#### [PROBLEM DESCRIPTION]
In the listing below, locate the lines that hold the string "module". Copy those lines.

#### [RAW DATA]

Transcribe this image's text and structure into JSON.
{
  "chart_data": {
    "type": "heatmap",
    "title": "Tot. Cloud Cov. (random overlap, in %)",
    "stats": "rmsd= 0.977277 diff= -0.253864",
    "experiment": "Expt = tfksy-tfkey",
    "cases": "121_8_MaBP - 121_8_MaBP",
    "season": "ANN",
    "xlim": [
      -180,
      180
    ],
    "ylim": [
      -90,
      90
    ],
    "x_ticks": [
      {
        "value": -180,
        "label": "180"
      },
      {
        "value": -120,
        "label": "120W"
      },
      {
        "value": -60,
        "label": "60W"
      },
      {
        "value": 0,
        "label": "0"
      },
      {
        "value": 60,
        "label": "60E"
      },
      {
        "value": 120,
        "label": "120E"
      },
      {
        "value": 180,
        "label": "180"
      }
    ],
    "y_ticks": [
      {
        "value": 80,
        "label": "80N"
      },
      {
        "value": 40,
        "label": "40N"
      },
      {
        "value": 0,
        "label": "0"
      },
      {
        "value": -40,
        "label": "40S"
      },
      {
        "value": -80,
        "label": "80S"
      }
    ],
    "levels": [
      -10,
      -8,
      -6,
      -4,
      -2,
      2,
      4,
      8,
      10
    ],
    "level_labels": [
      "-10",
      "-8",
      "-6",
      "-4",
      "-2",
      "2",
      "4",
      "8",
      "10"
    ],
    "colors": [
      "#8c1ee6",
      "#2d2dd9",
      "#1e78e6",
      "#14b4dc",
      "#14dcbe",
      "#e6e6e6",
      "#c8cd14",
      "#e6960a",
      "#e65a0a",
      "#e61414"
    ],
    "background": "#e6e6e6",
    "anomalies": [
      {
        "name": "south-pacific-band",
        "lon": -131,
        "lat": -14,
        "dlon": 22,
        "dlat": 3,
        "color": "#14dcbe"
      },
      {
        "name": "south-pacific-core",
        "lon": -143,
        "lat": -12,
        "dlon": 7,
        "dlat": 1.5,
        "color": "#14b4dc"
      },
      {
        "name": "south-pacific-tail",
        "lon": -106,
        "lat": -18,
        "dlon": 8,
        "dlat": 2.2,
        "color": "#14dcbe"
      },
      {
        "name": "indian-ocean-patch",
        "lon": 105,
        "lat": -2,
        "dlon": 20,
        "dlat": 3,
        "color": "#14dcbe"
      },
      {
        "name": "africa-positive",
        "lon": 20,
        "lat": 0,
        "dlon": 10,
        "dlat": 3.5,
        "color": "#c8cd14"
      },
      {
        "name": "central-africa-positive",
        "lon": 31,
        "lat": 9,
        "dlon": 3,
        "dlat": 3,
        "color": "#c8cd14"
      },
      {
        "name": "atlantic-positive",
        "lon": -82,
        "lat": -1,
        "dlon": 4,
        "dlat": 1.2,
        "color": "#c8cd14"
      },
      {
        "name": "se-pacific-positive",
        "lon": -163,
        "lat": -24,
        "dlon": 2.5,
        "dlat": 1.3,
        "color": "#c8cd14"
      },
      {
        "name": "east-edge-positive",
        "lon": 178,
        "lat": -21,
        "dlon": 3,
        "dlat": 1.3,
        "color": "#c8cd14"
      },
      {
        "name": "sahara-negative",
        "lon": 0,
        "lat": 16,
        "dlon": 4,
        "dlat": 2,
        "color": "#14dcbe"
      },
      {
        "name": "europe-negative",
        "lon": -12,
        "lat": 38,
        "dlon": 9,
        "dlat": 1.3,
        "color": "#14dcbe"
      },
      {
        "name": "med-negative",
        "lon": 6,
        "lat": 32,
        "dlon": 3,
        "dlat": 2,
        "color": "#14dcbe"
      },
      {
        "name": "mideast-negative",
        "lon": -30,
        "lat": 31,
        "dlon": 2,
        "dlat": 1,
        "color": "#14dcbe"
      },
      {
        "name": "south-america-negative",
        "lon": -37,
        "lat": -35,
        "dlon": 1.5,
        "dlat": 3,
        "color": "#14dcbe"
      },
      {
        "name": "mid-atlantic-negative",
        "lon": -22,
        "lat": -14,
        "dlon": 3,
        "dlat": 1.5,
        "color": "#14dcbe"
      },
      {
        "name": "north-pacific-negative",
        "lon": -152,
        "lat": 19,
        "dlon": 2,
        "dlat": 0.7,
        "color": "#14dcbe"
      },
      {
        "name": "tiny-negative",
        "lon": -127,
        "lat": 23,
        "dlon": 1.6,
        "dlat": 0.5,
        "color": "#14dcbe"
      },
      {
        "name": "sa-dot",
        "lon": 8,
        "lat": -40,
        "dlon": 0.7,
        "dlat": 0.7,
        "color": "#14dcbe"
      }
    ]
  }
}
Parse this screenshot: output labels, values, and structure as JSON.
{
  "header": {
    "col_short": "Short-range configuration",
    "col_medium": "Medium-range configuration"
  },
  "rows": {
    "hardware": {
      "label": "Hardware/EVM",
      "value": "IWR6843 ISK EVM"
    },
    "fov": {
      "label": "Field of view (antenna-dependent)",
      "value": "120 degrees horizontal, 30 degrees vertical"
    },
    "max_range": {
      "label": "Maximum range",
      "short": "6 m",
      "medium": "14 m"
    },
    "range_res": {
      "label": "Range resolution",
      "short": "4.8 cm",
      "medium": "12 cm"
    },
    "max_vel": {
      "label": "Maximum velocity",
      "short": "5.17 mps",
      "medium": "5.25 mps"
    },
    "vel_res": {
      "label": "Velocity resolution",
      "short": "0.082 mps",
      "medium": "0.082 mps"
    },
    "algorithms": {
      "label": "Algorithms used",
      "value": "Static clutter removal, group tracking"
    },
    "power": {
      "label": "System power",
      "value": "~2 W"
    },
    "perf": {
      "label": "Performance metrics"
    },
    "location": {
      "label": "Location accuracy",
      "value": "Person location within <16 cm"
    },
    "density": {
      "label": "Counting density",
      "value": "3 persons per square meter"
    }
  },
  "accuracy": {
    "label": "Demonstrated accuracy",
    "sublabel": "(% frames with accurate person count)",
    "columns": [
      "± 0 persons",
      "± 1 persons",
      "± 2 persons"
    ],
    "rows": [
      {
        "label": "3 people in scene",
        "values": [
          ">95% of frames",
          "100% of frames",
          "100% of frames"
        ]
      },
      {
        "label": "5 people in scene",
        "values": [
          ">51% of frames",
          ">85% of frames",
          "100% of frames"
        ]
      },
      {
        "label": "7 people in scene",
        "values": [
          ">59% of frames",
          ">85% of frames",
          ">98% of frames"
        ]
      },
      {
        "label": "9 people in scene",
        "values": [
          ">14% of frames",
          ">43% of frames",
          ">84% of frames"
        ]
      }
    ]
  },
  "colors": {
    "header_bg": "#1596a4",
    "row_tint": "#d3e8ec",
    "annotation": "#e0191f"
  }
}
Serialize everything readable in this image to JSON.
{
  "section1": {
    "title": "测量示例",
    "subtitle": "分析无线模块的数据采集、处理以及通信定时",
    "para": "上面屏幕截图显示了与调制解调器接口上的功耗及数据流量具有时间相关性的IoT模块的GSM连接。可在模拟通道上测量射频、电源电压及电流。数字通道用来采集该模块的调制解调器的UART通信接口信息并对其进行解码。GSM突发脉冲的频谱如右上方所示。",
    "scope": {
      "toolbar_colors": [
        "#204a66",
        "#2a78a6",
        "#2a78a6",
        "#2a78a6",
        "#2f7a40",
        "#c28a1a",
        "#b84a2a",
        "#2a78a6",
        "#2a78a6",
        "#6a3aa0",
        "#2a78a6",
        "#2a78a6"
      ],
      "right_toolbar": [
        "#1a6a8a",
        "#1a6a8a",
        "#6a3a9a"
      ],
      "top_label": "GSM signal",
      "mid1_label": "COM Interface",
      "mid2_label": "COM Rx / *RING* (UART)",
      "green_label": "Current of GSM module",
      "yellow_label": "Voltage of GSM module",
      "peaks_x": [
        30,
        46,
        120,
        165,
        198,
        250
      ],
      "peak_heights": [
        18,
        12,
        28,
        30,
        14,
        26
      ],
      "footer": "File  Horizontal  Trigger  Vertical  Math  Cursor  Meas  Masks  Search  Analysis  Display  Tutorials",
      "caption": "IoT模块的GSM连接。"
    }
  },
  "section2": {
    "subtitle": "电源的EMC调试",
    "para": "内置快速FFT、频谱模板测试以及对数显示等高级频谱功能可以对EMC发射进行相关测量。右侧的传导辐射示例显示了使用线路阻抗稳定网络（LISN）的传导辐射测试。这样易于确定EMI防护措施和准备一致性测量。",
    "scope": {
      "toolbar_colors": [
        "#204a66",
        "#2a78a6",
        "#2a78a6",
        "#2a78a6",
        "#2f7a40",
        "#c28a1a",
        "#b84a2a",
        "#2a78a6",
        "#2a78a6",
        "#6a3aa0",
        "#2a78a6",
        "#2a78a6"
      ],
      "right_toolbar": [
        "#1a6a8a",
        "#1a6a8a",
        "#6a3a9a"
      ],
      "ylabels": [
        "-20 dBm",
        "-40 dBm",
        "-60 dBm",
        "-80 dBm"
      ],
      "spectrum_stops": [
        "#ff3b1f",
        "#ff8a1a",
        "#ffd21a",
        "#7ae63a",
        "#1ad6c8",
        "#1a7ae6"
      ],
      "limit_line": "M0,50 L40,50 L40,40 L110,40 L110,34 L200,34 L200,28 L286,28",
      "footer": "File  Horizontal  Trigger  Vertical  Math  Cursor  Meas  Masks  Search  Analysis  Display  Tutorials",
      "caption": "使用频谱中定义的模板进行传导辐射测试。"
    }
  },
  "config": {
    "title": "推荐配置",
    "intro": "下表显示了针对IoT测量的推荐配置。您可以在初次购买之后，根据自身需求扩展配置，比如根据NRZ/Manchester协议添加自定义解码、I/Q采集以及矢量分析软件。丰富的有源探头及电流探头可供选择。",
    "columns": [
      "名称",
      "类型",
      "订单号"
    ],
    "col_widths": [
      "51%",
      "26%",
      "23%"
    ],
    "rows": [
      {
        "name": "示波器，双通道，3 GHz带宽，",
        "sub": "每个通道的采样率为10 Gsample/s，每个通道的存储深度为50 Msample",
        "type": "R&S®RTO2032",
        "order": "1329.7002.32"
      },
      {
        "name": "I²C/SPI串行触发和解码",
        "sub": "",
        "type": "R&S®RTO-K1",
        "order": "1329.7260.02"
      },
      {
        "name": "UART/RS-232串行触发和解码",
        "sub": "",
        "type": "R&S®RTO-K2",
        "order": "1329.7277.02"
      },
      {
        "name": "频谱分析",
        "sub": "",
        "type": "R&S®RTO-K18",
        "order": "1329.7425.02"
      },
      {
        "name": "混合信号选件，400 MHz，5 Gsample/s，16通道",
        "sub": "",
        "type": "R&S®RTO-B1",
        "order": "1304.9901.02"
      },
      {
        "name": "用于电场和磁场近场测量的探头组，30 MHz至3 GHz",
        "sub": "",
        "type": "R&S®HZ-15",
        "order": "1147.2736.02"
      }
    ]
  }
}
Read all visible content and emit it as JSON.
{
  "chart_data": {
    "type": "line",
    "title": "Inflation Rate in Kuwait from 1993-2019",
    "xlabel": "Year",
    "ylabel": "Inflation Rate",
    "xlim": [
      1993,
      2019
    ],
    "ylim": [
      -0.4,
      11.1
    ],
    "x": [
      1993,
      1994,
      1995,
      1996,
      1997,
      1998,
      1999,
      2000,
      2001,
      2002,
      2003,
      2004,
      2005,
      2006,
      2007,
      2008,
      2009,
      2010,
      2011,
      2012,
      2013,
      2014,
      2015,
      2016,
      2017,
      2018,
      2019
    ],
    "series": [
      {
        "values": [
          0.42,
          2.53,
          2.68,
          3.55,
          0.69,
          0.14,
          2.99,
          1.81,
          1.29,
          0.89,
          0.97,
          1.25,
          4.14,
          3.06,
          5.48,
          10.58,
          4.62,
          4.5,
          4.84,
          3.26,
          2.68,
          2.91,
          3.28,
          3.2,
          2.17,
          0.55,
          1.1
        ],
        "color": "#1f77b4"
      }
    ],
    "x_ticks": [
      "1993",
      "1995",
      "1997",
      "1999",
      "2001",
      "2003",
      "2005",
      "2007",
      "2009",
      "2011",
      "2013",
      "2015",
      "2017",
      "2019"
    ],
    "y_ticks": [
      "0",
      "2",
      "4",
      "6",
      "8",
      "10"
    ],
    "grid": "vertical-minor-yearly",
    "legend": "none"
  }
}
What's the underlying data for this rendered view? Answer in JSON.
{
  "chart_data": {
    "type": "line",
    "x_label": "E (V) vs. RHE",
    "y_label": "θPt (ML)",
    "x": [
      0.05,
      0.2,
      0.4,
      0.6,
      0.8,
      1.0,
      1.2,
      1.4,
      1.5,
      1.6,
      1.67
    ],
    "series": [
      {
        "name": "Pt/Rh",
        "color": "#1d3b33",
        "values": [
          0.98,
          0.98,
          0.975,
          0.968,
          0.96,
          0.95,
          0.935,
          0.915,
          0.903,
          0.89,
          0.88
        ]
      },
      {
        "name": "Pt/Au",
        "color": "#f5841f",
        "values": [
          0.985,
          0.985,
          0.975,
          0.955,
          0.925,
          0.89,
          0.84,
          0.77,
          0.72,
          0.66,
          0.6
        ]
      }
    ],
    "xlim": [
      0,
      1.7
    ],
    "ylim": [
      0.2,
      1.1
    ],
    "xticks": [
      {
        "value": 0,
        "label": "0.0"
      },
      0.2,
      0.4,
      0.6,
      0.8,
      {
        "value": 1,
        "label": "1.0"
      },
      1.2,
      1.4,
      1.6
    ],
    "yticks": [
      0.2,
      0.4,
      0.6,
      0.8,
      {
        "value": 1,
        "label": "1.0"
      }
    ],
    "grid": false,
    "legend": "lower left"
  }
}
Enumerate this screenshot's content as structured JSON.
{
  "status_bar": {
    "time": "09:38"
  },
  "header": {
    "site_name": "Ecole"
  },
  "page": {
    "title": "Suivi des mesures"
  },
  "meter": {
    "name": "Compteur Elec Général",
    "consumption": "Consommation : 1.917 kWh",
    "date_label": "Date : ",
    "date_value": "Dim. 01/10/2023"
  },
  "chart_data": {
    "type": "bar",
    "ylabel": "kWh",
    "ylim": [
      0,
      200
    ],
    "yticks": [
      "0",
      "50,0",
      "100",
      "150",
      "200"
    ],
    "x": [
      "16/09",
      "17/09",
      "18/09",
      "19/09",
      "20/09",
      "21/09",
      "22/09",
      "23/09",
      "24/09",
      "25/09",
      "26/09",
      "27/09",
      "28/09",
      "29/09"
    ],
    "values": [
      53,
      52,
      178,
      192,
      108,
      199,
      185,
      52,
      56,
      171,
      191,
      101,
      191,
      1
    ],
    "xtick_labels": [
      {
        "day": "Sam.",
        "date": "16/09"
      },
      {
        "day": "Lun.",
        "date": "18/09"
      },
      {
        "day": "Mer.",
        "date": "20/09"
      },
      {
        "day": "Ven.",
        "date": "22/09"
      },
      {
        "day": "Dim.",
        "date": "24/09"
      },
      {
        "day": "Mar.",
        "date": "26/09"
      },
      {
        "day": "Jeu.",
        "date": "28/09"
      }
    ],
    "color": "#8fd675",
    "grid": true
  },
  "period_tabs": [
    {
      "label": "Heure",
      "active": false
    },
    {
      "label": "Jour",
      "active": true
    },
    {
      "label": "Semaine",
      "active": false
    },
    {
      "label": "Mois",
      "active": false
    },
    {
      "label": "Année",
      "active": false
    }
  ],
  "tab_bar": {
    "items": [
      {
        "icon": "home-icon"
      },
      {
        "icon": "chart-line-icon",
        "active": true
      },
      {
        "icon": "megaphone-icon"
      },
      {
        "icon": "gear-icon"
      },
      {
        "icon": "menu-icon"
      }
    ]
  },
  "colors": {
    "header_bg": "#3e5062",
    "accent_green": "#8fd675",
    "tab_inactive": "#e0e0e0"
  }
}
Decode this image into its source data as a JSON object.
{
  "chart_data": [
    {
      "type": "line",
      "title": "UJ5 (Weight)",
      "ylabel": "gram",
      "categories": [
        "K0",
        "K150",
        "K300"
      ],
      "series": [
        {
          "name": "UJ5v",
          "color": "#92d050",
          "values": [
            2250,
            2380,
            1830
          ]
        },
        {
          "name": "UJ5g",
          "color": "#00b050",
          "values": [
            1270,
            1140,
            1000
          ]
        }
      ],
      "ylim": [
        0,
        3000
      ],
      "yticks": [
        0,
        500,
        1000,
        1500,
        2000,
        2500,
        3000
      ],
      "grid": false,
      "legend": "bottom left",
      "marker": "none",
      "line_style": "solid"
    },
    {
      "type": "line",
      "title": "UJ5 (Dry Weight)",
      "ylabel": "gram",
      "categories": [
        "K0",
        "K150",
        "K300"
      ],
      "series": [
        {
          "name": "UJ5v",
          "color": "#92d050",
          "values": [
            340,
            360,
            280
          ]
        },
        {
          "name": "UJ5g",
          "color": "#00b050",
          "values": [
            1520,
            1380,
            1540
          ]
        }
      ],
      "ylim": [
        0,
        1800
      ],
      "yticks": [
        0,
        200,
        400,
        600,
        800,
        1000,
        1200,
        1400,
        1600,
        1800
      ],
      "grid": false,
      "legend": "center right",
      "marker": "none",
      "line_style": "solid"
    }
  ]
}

#### [COMPLETE RESPONSE]
      "green_label": "Current of GSM module",
      "yellow_label": "Voltage of GSM module",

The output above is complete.